─── Data for this task
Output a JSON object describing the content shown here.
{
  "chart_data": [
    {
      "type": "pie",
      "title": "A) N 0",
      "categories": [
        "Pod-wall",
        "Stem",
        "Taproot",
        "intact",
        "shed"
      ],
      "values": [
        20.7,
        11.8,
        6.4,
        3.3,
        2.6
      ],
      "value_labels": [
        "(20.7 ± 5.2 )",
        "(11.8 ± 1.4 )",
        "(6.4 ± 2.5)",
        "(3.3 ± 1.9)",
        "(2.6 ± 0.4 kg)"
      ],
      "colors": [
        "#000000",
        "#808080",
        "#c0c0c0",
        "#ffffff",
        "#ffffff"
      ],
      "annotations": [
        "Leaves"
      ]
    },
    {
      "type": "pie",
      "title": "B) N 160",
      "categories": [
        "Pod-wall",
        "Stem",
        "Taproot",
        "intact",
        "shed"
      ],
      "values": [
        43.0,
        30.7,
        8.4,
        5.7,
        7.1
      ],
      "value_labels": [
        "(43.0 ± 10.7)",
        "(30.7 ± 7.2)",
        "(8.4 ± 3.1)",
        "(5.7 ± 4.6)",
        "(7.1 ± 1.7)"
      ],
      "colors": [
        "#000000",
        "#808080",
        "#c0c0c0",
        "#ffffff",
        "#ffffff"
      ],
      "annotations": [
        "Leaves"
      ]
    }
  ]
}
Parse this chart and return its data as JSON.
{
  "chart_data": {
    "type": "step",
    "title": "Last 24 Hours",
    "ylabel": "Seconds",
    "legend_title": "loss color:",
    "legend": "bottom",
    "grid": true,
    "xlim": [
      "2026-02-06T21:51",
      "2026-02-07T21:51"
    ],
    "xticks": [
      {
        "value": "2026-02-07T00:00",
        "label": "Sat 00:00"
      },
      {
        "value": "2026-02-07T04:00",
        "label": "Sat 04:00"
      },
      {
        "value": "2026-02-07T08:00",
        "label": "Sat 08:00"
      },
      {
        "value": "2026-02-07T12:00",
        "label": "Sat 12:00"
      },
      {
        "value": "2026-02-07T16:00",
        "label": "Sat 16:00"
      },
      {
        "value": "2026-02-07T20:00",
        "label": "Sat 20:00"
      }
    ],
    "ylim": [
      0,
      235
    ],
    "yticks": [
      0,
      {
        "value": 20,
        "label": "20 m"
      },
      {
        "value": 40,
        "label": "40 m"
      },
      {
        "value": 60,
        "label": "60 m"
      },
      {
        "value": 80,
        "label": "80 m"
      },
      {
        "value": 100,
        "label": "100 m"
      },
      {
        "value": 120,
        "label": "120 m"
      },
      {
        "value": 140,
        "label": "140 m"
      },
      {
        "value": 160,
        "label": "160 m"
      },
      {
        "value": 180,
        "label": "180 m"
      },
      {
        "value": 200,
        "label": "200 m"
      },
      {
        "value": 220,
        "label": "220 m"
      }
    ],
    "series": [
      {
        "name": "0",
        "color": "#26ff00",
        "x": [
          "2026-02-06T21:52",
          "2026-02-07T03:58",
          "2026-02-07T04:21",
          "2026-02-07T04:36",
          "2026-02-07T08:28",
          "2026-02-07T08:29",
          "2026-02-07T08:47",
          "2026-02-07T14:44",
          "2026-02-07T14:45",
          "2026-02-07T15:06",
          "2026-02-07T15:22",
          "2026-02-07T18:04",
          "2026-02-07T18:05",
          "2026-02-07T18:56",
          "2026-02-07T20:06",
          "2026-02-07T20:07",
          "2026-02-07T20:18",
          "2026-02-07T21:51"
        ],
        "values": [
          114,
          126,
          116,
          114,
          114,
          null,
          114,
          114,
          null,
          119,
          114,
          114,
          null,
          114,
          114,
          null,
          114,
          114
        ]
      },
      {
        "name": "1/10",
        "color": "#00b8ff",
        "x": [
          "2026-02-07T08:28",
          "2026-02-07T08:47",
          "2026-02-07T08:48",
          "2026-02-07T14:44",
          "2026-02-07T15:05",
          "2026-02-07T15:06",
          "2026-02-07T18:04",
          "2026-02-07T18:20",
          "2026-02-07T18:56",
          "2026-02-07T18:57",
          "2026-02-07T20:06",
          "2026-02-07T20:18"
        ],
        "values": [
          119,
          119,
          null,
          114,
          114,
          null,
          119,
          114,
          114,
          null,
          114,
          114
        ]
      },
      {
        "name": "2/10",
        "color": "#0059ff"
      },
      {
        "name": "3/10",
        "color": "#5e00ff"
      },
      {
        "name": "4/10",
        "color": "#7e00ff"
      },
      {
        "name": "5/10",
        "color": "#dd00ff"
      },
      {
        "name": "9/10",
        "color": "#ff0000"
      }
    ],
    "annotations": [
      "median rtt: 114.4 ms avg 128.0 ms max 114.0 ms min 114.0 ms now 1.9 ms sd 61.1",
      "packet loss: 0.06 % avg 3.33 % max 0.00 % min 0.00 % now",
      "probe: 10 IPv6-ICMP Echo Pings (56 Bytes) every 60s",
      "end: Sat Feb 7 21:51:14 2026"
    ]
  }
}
──────
Write out all of the records above exactly as they appear.

▶ _Final result_
Output a JSON object describing the content shown here.
{
  "chart_data": [
    {
      "type": "pie",
      "title": "A) N 0",
      "categories": [
        "Pod-wall",
        "Stem",
        "Taproot",
        "intact",
        "shed"
      ],
      "values": [
        20.7,
        11.8,
        6.4,
        3.3,
        2.6
      ],
      "value_labels": [
        "(20.7 ± 5.2 )",
        "(11.8 ± 1.4 )",
        "(6.4 ± 2.5)",
        "(3.3 ± 1.9)",
        "(2.6 ± 0.4 kg)"
      ],
      "colors": [
        "#000000",
        "#808080",
        "#c0c0c0",
        "#ffffff",
        "#ffffff"
      ],
      "annotations": [
        "Leaves"
      ]
    },
    {
      "type": "pie",
      "title": "B) N 160",
      "categories": [
        "Pod-wall",
        "Stem",
        "Taproot",
        "intact",
        "shed"
      ],
      "values": [
        43.0,
        30.7,
        8.4,
        5.7,
        7.1
      ],
      "value_labels": [
        "(43.0 ± 10.7)",
        "(30.7 ± 7.2)",
        "(8.4 ± 3.1)",
        "(5.7 ± 4.6)",
        "(7.1 ± 1.7)"
      ],
      "colors": [
        "#000000",
        "#808080",
        "#c0c0c0",
        "#ffffff",
        "#ffffff"
      ],
      "annotations": [
        "Leaves"
      ]
    }
  ]
}
Parse this chart and return its data as JSON.
{
  "chart_data": {
    "type": "step",
    "title": "Last 24 Hours",
    "ylabel": "Seconds",
    "legend_title": "loss color:",
    "legend": "bottom",
    "grid": true,
    "xlim": [
      "2026-02-06T21:51",
      "2026-02-07T21:51"
    ],
    "xticks": [
      {
        "value": "2026-02-07T00:00",
        "label": "Sat 00:00"
      },
      {
        "value": "2026-02-07T04:00",
        "label": "Sat 04:00"
      },
      {
        "value": "2026-02-07T08:00",
        "label": "Sat 08:00"
      },
      {
        "value": "2026-02-07T12:00",
        "label": "Sat 12:00"
      },
      {
        "value": "2026-02-07T16:00",
        "label": "Sat 16:00"
      },
      {
        "value": "2026-02-07T20:00",
        "label": "Sat 20:00"
      }
    ],
    "ylim": [
      0,
      235
    ],
    "yticks": [
      0,
      {
        "value": 20,
        "label": "20 m"
      },
      {
        "value": 40,
        "label": "40 m"
      },
      {
        "value": 60,
        "label": "60 m"
      },
      {
        "value": 80,
        "label": "80 m"
      },
      {
        "value": 100,
        "label": "100 m"
      },
      {
        "value": 120,
        "label": "120 m"
      },
      {
        "value": 140,
        "label": "140 m"
      },
      {
        "value": 160,
        "label": "160 m"
      },
      {
        "value": 180,
        "label": "180 m"
      },
      {
        "value": 200,
        "label": "200 m"
      },
      {
        "value": 220,
        "label": "220 m"
      }
    ],
    "series": [
      {
        "name": "0",
        "color": "#26ff00",
        "x": [
          "2026-02-06T21:52",
          "2026-02-07T03:58",
          "2026-02-07T04:21",
          "2026-02-07T04:36",
          "2026-02-07T08:28",
          "2026-02-07T08:29",
          "2026-02-07T08:47",
          "2026-02-07T14:44",
          "2026-02-07T14:45",
          "2026-02-07T15:06",
          "2026-02-07T15:22",
          "2026-02-07T18:04",
          "2026-02-07T18:05",
          "2026-02-07T18:56",
          "2026-02-07T20:06",
          "2026-02-07T20:07",
          "2026-02-07T20:18",
          "2026-02-07T21:51"
        ],
        "values": [
          114,
          126,
          116,
          114,
          114,
          null,
          114,
          114,
          null,
          119,
          114,
          114,
          null,
          114,
          114,
          null,
          114,
          114
        ]
      },
      {
        "name": "1/10",
        "color": "#00b8ff",
        "x": [
          "2026-02-07T08:28",
          "2026-02-07T08:47",
          "2026-02-07T08:48",
          "2026-02-07T14:44",
          "2026-02-07T15:05",
          "2026-02-07T15:06",
          "2026-02-07T18:04",
          "2026-02-07T18:20",
          "2026-02-07T18:56",
          "2026-02-07T18:57",
          "2026-02-07T20:06",
          "2026-02-07T20:18"
        ],
        "values": [
          119,
          119,
          null,
          114,
          114,
          null,
          119,
          114,
          114,
          null,
          114,
          114
        ]
      },
      {
        "name": "2/10",
        "color": "#0059ff"
      },
      {
        "name": "3/10",
        "color": "#5e00ff"
      },
      {
        "name": "4/10",
        "color": "#7e00ff"
      },
      {
        "name": "5/10",
        "color": "#dd00ff"
      },
      {
        "name": "9/10",
        "color": "#ff0000"
      }
    ],
    "annotations": [
      "median rtt: 114.4 ms avg 128.0 ms max 114.0 ms min 114.0 ms now 1.9 ms sd 61.1",
      "packet loss: 0.06 % avg 3.33 % max 0.00 % min 0.00 % now",
      "probe: 10 IPv6-ICMP Echo Pings (56 Bytes) every 60s",
      "end: Sat Feb 7 21:51:14 2026"
    ]
  }
}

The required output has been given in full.